**DIRECTIONS**
Lay out the stretch of entries from the line containing "brand-logo[interactable]: 阿奇索 ·" through the line containing "douyin-app-icon[interactable] xyxy=(9,258,31,280)" as a numbered list, skipping blank lines.

#### RECORD EXCERPTS ####

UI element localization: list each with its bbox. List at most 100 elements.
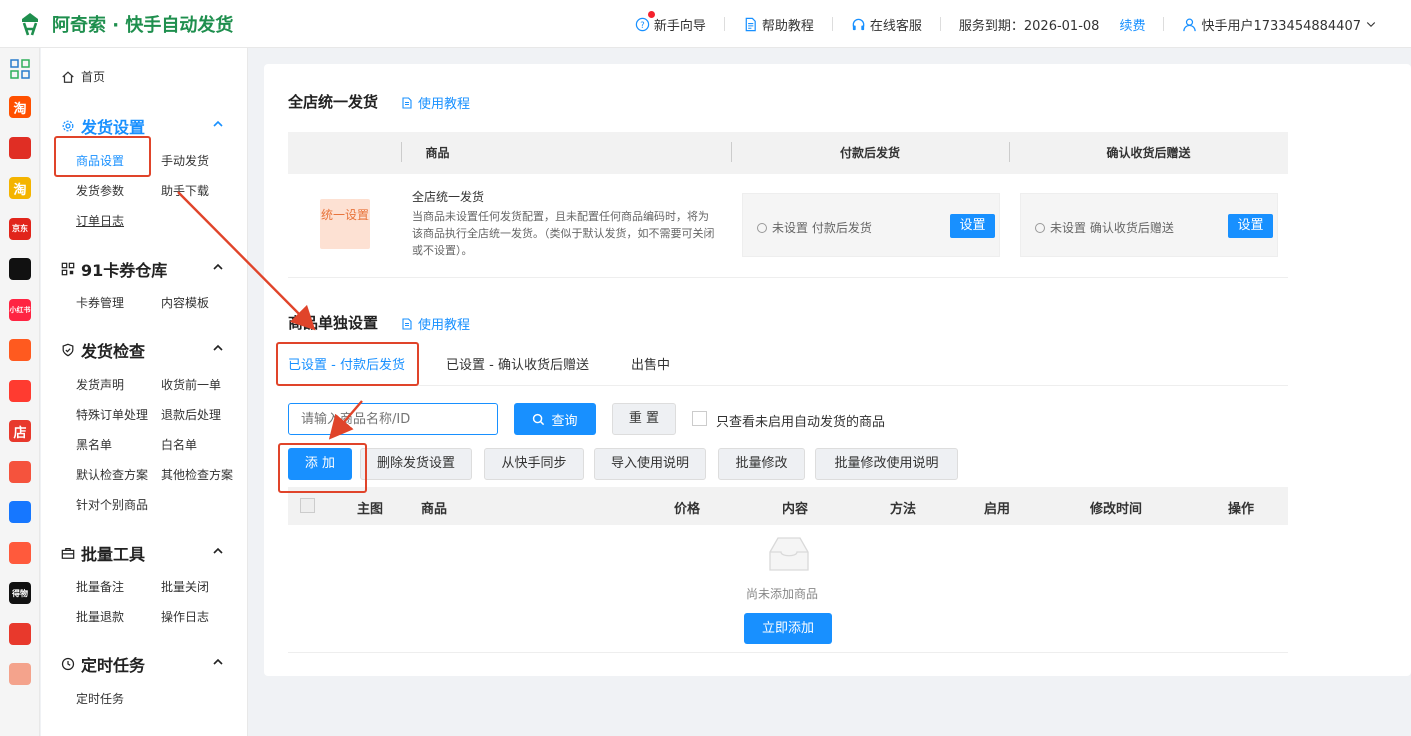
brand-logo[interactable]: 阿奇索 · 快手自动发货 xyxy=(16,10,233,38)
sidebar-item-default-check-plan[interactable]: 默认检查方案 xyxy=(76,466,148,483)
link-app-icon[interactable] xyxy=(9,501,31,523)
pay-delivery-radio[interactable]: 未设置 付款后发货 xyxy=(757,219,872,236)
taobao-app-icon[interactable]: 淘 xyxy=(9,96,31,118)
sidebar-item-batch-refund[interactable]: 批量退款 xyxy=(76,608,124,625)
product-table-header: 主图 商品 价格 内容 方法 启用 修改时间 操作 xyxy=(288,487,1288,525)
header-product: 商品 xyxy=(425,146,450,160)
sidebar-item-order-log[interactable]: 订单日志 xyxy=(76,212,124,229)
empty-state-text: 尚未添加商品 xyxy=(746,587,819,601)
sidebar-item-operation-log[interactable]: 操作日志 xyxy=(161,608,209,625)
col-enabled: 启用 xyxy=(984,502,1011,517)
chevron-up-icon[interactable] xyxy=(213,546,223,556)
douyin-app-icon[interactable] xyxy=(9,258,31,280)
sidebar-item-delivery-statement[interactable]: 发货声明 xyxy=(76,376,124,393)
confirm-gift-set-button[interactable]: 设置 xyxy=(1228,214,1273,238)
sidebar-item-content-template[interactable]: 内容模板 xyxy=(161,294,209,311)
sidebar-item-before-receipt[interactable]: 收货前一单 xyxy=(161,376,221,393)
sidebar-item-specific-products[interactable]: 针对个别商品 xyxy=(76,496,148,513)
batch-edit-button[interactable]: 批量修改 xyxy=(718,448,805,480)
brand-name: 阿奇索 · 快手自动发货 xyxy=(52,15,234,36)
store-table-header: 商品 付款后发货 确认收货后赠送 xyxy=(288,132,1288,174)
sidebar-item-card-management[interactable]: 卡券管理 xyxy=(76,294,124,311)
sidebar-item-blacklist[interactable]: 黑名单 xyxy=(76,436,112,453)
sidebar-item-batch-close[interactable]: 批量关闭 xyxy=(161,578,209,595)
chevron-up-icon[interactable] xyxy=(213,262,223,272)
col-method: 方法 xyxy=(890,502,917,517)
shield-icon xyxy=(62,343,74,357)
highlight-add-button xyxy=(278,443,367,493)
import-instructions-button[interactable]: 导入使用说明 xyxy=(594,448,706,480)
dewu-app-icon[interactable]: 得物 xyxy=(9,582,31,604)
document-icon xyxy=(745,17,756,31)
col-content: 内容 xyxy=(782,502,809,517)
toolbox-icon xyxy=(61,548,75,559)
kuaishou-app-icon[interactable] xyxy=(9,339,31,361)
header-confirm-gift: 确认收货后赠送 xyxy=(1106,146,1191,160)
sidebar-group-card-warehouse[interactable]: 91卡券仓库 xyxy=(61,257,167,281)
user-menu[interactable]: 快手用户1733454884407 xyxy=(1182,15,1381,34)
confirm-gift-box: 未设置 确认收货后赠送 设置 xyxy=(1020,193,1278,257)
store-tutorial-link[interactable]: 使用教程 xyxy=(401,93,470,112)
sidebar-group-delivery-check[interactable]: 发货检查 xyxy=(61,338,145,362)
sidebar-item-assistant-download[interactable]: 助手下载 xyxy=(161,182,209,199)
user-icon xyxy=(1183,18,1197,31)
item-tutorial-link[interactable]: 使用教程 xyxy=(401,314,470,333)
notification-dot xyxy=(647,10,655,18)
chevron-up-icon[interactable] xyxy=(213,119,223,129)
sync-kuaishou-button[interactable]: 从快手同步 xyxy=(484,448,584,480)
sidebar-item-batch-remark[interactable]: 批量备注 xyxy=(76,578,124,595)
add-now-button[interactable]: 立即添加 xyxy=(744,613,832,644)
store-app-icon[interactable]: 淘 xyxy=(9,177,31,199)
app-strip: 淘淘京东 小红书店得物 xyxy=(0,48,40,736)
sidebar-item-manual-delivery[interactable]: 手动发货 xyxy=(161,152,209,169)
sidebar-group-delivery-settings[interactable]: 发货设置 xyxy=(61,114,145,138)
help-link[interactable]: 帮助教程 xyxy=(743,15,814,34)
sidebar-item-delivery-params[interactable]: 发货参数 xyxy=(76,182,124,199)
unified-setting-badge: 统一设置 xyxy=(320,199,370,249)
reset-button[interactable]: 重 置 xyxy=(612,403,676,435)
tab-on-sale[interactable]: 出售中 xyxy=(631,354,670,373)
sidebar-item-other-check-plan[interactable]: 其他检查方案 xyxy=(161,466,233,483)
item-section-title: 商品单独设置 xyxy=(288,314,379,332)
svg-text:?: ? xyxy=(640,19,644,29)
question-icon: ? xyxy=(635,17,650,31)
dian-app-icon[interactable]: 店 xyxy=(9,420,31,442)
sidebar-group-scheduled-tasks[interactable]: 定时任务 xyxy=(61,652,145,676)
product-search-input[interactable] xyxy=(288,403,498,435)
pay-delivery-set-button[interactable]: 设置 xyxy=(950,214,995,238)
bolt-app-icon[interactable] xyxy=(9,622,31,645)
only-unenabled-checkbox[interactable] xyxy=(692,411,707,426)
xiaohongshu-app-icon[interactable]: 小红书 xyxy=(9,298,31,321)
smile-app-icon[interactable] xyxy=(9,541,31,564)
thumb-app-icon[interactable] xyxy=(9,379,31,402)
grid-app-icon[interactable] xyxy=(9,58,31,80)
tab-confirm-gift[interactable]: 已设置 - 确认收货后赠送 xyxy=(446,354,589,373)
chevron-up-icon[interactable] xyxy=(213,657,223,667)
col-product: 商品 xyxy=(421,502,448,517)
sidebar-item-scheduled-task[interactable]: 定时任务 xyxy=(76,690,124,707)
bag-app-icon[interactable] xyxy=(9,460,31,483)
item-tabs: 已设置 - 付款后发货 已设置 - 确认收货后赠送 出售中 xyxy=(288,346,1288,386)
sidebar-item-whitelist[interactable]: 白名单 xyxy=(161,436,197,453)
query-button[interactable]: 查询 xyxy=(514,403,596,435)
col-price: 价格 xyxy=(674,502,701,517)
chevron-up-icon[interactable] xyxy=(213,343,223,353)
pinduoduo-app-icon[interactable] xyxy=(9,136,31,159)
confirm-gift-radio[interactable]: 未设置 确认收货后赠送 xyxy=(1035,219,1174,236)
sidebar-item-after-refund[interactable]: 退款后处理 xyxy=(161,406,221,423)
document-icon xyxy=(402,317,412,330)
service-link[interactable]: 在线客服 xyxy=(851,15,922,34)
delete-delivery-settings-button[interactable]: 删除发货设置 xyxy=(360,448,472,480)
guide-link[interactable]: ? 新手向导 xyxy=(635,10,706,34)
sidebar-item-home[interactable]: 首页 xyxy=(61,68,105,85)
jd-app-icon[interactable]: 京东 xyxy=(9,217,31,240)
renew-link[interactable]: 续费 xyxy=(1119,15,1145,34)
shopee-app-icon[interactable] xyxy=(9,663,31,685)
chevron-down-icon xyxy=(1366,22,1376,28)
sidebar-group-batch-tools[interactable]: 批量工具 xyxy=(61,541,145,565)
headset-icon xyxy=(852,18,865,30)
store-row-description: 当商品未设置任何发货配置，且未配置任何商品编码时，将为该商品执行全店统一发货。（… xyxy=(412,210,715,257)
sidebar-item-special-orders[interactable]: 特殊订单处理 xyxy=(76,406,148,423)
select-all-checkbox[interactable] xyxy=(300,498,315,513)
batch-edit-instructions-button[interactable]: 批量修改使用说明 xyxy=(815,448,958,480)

####

**RESPONSE FOR THIS EXERCISE**
1. brand-logo[interactable]: 阿奇索 · 快手自动发货 xyxy=(16,10,233,38)
2. sidebar-item-default-check-plan[interactable]: 默认检查方案 xyxy=(76,466,148,483)
3. link-app-icon[interactable] xyxy=(9,501,31,523)
4. pay-delivery-radio[interactable]: 未设置 付款后发货 xyxy=(757,219,872,236)
5. taobao-app-icon[interactable]: 淘 xyxy=(9,96,31,118)
6. sidebar-item-batch-refund[interactable]: 批量退款 xyxy=(76,608,124,625)
7. product-table-header: 主图 商品 价格 内容 方法 启用 修改时间 操作 xyxy=(288,487,1288,525)
8. header-product: 商品 xyxy=(425,146,450,160)
9. sidebar-item-order-log[interactable]: 订单日志 xyxy=(76,212,124,229)
10. empty-state-text: 尚未添加商品 xyxy=(746,587,819,601)
11. sidebar-item-operation-log[interactable]: 操作日志 xyxy=(161,608,209,625)
12. col-enabled: 启用 xyxy=(984,502,1011,517)
13. chevron-up-icon[interactable] xyxy=(213,546,223,556)
14. douyin-app-icon[interactable] xyxy=(9,258,31,280)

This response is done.